▶ _SELECTED PASSAGE_
++++++++++
Mosaic nanoparticles elicit cross-reactive immune responses to zoonotic coronaviruses in mice

444

Citations

54

References

2021

Year

TLDR

Urgent need exists to protect against SARS‑CoV‑2 and related zoonotic coronaviruses. The authors engineered homotypic and mosaic nanoparticles that display the SARS‑CoV‑2 receptor‑binding domain alone or together with RBDs from animal betacoronaviruses, creating multivalent antigen displays. Mice immunized with mosaic RBD nanoparticles produced cross‑reactive binding and neutralization against diverse coronaviruses, outperforming homotypic RBD nanoparticles and convalescent human plasma, and a single dose conferred broad protection.

Abstract

Protection against severe acute respiratory syndrome coronavirus 2 (SARS-CoV-2) and SARS-related emergent zoonotic coronaviruses is urgently needed. We made homotypic nanoparticles displaying the receptor binding domain (RBD) of SARS-CoV-2 or co-displaying SARS-CoV-2 RBD along with RBDs from animal betacoronaviruses that represent threats to humans (mosaic nanoparticles with four to eight distinct RBDs). Mice immunized with RBD nanoparticles, but not soluble antigen, elicited cross-reactive binding and neutralization responses. Mosaic RBD nanoparticles elicited antibodies with superior cross-reactive recognition of heterologous RBDs relative to sera from immunizations with homotypic SARS-CoV-2-RBD nanoparticles or COVID-19 convalescent human plasmas. Moreover, after priming, sera from mosaic RBD-immunized mice neutralized heterologous pseudotyped coronaviruses as well as or better than sera from homotypic SARS-CoV-2-RBD nanoparticle immunizations, demonstrating no loss of immunogenicity against particular RBDs resulting from co-display. A single immunization with mosaic RBD nanoparticles provides a potential strategy to simultaneously protect against SARS-CoV-2 and emerging zoonotic coronaviruses.
++++++++++
▶ _Source records_
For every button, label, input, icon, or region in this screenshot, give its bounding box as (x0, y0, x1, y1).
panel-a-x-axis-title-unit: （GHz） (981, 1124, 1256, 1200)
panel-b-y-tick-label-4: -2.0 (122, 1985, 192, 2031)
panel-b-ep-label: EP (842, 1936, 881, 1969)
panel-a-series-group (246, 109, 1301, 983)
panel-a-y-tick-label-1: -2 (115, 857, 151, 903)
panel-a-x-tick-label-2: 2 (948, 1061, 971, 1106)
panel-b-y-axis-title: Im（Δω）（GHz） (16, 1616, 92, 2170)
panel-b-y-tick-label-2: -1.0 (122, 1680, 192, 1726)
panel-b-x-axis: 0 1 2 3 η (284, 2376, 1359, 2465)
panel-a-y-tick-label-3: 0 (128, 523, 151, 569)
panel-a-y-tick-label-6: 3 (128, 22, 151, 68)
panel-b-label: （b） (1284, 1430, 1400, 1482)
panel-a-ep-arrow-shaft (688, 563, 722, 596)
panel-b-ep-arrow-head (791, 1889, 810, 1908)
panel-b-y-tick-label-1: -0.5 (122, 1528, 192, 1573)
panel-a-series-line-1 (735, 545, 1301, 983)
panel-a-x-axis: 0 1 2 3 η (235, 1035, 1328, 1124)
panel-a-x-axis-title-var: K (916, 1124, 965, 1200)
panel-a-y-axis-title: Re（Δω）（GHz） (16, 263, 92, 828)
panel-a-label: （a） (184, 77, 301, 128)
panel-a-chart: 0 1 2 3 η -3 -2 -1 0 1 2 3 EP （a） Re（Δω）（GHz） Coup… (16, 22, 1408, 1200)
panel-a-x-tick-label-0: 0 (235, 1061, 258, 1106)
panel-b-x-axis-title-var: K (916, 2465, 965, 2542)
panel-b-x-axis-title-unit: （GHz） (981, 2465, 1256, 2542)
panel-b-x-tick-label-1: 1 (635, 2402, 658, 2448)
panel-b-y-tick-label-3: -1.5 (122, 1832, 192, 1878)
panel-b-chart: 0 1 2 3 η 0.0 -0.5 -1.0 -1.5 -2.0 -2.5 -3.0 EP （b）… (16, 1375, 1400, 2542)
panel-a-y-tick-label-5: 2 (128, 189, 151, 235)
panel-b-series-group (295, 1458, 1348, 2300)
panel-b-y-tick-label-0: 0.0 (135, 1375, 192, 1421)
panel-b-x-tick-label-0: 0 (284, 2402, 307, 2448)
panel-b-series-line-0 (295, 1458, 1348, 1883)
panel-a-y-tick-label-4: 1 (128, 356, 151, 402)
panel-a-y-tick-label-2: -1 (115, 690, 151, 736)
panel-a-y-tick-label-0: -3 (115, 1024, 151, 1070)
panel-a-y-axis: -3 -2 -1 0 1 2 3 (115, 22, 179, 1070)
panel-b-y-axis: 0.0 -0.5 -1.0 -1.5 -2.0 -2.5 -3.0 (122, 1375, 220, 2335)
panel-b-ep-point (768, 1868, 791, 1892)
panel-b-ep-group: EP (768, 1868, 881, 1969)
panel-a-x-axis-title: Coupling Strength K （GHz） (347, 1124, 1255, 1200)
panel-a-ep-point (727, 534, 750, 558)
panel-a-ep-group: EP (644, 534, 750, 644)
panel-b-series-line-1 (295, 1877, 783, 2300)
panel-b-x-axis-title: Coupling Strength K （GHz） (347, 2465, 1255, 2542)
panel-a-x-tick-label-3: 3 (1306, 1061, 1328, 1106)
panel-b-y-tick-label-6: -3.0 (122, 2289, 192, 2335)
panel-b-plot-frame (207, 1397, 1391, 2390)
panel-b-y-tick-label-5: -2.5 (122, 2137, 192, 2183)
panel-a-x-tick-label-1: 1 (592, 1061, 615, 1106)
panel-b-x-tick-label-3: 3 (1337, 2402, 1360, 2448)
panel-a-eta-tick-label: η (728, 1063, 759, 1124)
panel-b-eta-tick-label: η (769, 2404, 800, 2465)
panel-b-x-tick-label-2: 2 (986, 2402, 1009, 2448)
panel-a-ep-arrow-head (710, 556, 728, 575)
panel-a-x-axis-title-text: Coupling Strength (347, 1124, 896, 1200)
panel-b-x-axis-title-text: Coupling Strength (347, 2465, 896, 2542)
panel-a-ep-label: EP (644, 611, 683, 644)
++++++++++
▶ _WHAT YOU WILL DO_
**a)** According to the text on mosaic nanoparticles, how many distinct RBDs did each mosaic nanoparticle display?
**b)** From the text on mosaic nanoparticles, copy the passage starting with "Urgent need exists" and going on through "conferred broad protection.".

▶ _NUMBERED ANSWERS_
**a)** Four to eight distinct RBDs.

**b)**
Urgent need exists to protect against SARS‑CoV‑2 and related zoonotic coronaviruses. The authors engineered homotypic and mosaic nanoparticles that display the SARS‑CoV‑2 receptor‑binding domain alone or together with RBDs from animal betacoronaviruses, creating multivalent antigen displays. Mice immunized with mosaic RBD nanoparticles produced cross‑reactive binding and neutralization against diverse coronaviruses, outperforming homotypic RBD nanoparticles and convalescent human plasma, and a single dose conferred broad protection.